• Input records:
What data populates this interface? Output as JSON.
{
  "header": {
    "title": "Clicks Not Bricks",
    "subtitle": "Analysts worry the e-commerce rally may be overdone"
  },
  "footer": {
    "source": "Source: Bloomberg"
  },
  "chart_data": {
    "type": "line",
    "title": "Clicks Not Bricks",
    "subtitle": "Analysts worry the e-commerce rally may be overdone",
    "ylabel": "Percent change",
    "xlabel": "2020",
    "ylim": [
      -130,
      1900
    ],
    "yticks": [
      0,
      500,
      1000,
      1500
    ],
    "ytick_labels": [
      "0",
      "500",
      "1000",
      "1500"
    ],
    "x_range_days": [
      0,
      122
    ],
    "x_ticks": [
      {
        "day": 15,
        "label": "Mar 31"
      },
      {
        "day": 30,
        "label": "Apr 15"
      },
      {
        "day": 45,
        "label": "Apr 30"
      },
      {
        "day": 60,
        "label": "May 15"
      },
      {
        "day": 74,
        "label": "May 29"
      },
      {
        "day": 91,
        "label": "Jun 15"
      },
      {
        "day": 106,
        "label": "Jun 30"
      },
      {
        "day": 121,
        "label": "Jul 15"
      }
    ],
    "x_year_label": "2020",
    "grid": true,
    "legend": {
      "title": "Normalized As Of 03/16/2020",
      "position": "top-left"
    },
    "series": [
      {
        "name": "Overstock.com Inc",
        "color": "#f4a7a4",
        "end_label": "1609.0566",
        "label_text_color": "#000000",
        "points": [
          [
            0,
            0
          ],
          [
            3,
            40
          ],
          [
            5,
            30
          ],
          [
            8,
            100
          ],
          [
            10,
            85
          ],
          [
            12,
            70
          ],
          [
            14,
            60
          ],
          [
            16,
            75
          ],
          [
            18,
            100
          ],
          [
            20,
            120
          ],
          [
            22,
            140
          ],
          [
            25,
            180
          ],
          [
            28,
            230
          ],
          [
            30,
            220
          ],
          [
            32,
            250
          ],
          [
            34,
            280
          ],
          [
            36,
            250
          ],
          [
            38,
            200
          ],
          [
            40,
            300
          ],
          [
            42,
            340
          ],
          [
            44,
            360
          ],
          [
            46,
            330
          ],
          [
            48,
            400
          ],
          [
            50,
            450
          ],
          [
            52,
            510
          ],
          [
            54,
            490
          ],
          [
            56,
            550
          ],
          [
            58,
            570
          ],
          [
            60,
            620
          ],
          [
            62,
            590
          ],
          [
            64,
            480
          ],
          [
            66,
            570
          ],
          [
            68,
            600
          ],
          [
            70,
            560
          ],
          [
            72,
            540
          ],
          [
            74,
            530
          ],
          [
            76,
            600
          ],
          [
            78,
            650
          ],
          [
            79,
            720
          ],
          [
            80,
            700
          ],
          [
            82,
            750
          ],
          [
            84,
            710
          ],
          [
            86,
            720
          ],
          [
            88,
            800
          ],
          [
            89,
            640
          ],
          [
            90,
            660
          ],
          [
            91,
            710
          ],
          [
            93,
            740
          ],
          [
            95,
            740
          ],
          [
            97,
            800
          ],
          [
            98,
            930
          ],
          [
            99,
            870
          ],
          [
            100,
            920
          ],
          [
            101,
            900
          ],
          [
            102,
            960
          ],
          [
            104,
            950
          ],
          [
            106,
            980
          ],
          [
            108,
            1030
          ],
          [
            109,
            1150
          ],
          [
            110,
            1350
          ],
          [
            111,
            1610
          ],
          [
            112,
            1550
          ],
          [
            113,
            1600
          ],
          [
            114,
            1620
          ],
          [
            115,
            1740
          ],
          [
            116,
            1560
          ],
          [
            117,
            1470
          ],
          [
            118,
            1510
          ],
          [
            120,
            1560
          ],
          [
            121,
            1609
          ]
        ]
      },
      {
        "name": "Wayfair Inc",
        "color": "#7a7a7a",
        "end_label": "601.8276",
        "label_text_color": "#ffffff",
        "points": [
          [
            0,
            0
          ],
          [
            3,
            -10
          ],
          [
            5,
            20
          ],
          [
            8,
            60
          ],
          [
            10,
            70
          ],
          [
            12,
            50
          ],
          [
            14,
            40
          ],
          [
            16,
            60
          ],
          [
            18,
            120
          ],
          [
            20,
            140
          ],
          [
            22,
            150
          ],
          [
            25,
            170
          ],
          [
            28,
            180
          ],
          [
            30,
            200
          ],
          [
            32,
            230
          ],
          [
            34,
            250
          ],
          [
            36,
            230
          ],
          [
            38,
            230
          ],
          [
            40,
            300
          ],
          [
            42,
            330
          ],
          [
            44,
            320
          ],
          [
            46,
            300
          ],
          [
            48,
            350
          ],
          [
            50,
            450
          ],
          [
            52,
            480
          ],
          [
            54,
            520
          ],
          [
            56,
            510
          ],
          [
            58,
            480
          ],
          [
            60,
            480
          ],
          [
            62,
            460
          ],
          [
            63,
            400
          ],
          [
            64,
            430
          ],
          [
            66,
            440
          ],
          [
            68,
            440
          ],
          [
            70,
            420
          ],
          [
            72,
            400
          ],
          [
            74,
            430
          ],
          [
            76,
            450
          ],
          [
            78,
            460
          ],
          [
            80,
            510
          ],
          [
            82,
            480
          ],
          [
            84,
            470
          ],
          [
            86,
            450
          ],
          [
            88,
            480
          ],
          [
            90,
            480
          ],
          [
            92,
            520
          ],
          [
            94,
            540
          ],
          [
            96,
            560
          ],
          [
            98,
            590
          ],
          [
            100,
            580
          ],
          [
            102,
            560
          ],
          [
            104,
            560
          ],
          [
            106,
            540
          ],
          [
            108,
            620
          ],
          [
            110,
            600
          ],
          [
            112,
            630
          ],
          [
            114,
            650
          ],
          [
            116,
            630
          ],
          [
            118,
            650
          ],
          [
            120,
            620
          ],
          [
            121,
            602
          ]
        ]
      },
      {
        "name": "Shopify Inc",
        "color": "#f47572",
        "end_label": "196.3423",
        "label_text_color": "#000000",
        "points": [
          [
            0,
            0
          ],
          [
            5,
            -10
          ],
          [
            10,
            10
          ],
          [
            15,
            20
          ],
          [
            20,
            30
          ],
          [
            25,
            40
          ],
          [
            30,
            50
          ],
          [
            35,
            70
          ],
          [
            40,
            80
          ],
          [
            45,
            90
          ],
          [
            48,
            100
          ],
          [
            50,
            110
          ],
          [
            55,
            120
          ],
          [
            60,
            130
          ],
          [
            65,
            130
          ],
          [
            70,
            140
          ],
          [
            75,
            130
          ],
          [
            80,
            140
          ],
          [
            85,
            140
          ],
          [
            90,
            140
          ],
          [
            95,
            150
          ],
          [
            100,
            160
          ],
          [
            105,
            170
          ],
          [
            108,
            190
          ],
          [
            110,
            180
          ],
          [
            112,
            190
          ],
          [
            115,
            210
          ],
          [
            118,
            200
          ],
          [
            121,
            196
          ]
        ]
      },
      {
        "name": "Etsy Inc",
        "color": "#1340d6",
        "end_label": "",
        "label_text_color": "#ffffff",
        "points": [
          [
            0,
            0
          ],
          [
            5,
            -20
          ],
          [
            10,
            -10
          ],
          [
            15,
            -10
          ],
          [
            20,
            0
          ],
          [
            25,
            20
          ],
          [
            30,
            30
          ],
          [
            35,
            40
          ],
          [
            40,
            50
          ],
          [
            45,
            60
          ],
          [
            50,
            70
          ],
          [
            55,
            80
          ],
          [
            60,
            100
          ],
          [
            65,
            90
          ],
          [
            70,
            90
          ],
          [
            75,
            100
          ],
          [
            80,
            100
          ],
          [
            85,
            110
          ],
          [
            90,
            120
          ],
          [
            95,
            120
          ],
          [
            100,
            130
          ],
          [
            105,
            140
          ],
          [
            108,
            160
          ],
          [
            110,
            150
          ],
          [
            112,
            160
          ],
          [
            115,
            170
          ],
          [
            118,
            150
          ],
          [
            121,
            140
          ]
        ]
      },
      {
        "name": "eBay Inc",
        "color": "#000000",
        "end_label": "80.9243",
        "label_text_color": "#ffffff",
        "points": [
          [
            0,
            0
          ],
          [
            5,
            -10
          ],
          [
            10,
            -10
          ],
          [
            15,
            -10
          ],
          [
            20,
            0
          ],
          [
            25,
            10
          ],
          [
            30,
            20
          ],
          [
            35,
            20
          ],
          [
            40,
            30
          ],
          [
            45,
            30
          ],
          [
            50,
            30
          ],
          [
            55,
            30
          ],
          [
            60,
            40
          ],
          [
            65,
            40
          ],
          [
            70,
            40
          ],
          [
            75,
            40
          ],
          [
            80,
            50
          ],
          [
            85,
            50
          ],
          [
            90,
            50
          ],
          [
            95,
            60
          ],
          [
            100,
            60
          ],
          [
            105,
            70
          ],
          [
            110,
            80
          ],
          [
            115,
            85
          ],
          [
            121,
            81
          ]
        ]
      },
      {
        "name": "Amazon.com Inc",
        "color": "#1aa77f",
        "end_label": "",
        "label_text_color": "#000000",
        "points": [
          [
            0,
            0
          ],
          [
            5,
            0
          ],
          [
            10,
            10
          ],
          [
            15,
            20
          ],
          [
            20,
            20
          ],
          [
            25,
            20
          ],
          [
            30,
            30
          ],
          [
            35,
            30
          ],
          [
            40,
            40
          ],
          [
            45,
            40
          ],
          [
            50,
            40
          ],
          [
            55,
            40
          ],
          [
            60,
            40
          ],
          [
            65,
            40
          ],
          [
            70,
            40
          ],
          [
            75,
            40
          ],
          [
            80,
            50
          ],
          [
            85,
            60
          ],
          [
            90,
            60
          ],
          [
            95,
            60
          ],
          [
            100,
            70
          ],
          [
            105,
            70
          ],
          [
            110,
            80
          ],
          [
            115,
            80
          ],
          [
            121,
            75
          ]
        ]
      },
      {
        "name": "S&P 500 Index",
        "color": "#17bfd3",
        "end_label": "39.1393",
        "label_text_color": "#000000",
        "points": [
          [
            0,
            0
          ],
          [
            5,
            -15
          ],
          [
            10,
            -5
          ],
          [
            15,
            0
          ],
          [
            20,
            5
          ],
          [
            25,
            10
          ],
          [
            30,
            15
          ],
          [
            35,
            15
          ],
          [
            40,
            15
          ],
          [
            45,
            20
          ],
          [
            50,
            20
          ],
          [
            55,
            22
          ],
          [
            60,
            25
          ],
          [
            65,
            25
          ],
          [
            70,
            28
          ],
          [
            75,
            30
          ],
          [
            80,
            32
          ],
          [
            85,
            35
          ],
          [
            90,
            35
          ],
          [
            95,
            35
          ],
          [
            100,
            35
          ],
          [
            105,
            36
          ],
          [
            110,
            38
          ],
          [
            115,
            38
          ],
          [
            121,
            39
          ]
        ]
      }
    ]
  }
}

• Task description:
In the data above, tally the lines holding "commerce" and answer with the figure only.

• Correct result:
2